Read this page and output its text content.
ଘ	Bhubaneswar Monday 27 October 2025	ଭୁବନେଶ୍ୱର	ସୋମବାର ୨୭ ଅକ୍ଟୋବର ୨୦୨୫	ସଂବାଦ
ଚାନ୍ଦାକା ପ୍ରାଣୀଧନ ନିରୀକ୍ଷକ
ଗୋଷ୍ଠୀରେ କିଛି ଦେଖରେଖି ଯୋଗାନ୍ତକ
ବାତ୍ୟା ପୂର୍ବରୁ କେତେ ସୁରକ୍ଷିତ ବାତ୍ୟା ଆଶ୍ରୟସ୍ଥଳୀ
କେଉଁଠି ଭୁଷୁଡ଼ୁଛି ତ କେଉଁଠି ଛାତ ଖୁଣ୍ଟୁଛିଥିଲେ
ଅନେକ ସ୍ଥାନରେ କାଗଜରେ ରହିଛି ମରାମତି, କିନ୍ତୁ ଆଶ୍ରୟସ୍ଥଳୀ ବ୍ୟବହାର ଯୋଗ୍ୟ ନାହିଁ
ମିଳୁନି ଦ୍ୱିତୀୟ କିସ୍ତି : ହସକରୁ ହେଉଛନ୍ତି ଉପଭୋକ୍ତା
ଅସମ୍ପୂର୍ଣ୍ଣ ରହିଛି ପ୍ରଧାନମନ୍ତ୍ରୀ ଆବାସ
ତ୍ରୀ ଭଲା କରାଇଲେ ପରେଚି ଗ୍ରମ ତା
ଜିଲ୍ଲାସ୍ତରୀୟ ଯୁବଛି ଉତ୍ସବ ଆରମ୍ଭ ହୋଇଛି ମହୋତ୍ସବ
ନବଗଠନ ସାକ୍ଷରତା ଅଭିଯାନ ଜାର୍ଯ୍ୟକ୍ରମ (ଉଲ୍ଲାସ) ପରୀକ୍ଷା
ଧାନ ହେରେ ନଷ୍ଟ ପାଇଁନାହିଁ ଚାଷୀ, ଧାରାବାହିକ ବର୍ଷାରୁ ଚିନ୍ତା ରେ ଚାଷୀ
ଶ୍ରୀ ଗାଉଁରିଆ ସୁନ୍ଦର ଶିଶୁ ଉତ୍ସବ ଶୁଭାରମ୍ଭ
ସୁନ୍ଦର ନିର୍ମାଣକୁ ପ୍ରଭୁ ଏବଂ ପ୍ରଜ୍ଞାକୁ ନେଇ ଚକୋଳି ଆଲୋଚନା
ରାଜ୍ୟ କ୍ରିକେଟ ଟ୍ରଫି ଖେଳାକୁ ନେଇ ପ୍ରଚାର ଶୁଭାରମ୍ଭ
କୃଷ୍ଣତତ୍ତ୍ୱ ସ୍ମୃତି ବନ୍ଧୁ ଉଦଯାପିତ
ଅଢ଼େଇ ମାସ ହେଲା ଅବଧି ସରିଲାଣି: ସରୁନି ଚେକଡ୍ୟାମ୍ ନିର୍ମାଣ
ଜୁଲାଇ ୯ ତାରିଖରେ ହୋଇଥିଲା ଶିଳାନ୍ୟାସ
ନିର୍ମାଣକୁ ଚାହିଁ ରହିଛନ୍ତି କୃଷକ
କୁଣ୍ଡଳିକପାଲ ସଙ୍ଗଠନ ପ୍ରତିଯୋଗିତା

• • •

### [Requirement]
Repeat every record, exactly as written.

### [The completed task]
Read this page and output its text content.
ଘ	Bhubaneswar Monday 27 October 2025	ଭୁବନେଶ୍ୱର	ସୋମବାର ୨୭ ଅକ୍ଟୋବର ୨୦୨୫	ସଂବାଦ
ଚାନ୍ଦାକା ପ୍ରାଣୀଧନ ନିରୀକ୍ଷକ
ଗୋଷ୍ଠୀରେ କିଛି ଦେଖରେଖି ଯୋଗାନ୍ତକ
ବାତ୍ୟା ପୂର୍ବରୁ କେତେ ସୁରକ୍ଷିତ ବାତ୍ୟା ଆଶ୍ରୟସ୍ଥଳୀ
କେଉଁଠି ଭୁଷୁଡ଼ୁଛି ତ କେଉଁଠି ଛାତ ଖୁଣ୍ଟୁଛିଥିଲେ
ଅନେକ ସ୍ଥାନରେ କାଗଜରେ ରହିଛି ମରାମତି, କିନ୍ତୁ ଆଶ୍ରୟସ୍ଥଳୀ ବ୍ୟବହାର ଯୋଗ୍ୟ ନାହିଁ
ମିଳୁନି ଦ୍ୱିତୀୟ କିସ୍ତି : ହସକରୁ ହେଉଛନ୍ତି ଉପଭୋକ୍ତା
ଅସମ୍ପୂର୍ଣ୍ଣ ରହିଛି ପ୍ରଧାନମନ୍ତ୍ରୀ ଆବାସ
ତ୍ରୀ ଭଲା କରାଇଲେ ପରେଚି ଗ୍ରମ ତା
ଜିଲ୍ଲାସ୍ତରୀୟ ଯୁବଛି ଉତ୍ସବ ଆରମ୍ଭ ହୋଇଛି ମହୋତ୍ସବ
ନବଗଠନ ସାକ୍ଷରତା ଅଭିଯାନ ଜାର୍ଯ୍ୟକ୍ରମ (ଉଲ୍ଲାସ) ପରୀକ୍ଷା
ଧାନ ହେରେ ନଷ୍ଟ ପାଇଁନାହିଁ ଚାଷୀ, ଧାରାବାହିକ ବର୍ଷାରୁ ଚିନ୍ତା ରେ ଚାଷୀ
ଶ୍ରୀ ଗାଉଁରିଆ ସୁନ୍ଦର ଶିଶୁ ଉତ୍ସବ ଶୁଭାରମ୍ଭ
ସୁନ୍ଦର ନିର୍ମାଣକୁ ପ୍ରଭୁ ଏବଂ ପ୍ରଜ୍ଞାକୁ ନେଇ ଚକୋଳି ଆଲୋଚନା
ରାଜ୍ୟ କ୍ରିକେଟ ଟ୍ରଫି ଖେଳାକୁ ନେଇ ପ୍ରଚାର ଶୁଭାରମ୍ଭ
କୃଷ୍ଣତତ୍ତ୍ୱ ସ୍ମୃତି ବନ୍ଧୁ ଉଦଯାପିତ
ଅଢ଼େଇ ମାସ ହେଲା ଅବଧି ସରିଲାଣି: ସରୁନି ଚେକଡ୍ୟାମ୍ ନିର୍ମାଣ
ଜୁଲାଇ ୯ ତାରିଖରେ ହୋଇଥିଲା ଶିଳାନ୍ୟାସ
ନିର୍ମାଣକୁ ଚାହିଁ ରହିଛନ୍ତି କୃଷକ
କୁଣ୍ଡଳିକପାଲ ସଙ୍ଗଠନ ପ୍ରତିଯୋଗିତା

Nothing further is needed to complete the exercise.